— start of ITEMS —

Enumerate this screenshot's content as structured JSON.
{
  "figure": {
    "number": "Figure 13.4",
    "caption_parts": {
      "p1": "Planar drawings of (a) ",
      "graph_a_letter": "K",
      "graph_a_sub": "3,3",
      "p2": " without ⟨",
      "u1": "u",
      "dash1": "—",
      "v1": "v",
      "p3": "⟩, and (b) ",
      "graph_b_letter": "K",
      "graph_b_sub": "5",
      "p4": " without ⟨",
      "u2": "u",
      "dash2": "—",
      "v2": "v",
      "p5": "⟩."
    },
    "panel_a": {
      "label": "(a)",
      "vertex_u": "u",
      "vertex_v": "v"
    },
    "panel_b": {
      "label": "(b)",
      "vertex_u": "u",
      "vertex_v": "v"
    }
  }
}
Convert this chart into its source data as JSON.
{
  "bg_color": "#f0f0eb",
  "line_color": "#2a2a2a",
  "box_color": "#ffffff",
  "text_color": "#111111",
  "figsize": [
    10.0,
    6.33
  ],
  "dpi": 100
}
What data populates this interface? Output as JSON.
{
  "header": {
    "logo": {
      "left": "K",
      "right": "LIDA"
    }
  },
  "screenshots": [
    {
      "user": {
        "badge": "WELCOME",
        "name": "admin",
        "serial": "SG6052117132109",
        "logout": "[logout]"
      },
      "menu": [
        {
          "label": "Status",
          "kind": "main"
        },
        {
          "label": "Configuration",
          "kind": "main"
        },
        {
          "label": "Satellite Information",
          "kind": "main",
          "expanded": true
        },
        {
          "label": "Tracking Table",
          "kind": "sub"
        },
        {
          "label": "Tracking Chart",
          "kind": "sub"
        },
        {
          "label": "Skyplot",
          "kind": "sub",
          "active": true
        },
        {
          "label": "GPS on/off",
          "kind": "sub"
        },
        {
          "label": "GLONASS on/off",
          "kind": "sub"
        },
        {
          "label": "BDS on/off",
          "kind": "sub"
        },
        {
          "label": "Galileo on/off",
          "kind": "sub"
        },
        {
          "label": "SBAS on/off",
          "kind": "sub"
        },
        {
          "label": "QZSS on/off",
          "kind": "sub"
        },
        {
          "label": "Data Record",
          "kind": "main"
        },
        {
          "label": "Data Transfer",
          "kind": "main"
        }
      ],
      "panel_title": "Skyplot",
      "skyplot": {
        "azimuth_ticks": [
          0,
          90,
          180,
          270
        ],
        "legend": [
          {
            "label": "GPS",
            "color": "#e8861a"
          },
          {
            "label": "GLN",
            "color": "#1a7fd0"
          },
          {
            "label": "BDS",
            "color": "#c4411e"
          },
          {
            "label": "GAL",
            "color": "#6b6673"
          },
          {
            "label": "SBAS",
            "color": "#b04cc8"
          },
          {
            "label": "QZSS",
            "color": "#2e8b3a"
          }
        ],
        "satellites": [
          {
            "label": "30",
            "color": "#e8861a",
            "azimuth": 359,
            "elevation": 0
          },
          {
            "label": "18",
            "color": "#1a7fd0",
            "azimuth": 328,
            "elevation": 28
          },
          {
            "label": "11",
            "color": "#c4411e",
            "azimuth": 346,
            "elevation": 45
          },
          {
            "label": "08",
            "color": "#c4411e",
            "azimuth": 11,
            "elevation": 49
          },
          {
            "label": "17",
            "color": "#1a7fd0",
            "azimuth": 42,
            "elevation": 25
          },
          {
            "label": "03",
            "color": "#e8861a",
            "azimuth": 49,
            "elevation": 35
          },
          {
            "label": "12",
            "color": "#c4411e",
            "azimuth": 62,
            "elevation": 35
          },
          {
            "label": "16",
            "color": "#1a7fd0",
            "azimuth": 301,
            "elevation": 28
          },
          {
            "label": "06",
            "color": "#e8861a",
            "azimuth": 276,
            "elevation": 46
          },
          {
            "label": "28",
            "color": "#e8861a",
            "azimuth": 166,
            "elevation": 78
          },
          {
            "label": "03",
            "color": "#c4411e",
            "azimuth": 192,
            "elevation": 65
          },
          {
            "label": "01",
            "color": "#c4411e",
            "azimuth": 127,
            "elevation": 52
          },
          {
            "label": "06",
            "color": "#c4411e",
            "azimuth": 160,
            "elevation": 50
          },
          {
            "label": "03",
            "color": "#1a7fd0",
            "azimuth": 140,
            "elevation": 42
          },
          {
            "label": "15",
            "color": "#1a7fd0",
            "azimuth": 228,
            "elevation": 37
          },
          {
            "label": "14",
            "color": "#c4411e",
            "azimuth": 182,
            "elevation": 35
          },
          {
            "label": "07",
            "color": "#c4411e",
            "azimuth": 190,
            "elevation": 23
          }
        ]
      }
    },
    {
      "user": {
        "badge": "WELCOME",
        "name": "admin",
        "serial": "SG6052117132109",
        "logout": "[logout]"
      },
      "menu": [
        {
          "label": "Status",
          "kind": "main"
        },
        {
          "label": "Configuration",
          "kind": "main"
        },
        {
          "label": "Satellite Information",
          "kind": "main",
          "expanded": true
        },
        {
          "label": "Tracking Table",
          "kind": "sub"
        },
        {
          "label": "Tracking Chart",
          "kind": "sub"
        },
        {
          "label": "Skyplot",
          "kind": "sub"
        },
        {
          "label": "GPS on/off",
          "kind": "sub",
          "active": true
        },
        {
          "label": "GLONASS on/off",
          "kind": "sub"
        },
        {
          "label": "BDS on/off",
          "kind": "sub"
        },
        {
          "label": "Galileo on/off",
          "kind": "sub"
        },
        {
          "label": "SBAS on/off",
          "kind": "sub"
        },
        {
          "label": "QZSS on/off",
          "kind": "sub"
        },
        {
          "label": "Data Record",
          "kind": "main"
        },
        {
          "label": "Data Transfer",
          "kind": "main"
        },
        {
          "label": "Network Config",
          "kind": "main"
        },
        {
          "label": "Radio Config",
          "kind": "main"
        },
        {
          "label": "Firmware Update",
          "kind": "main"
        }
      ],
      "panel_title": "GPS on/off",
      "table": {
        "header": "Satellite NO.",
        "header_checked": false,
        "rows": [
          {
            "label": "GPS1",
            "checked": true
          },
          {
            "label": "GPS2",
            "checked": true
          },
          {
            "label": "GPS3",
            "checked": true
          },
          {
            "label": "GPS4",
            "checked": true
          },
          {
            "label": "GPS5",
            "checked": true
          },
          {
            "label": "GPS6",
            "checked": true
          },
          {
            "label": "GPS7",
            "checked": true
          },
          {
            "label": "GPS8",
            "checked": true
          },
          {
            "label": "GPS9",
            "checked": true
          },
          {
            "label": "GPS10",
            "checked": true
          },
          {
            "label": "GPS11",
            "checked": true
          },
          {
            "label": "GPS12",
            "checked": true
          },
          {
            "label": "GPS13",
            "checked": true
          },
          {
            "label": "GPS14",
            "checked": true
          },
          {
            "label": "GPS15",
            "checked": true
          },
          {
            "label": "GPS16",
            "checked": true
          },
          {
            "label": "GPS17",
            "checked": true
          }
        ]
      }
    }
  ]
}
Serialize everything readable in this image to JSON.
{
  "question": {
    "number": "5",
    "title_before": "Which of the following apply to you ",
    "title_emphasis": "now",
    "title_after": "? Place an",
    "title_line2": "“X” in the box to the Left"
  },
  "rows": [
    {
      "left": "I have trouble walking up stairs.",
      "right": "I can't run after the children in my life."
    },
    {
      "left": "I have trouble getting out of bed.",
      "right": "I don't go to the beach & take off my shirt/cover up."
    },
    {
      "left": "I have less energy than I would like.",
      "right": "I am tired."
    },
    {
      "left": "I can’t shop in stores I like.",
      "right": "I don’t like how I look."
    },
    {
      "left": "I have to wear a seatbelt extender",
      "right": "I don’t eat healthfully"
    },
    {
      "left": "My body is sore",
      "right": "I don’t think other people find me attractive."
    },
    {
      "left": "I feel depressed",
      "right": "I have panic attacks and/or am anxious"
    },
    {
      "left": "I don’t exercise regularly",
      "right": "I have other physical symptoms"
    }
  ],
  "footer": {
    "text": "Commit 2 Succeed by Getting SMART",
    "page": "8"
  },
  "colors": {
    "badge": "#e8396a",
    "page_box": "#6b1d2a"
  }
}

— end of ITEMS —

### SHORT EXERCISE
Isolate each line of the listing above that includes "JSON". Copy it.

### SOLUTION FOR THIS PROBLEM
Enumerate this screenshot's content as structured JSON.
Convert this chart into its source data as JSON.
What data populates this interface? Output as JSON.
Serialize everything readable in this image to JSON.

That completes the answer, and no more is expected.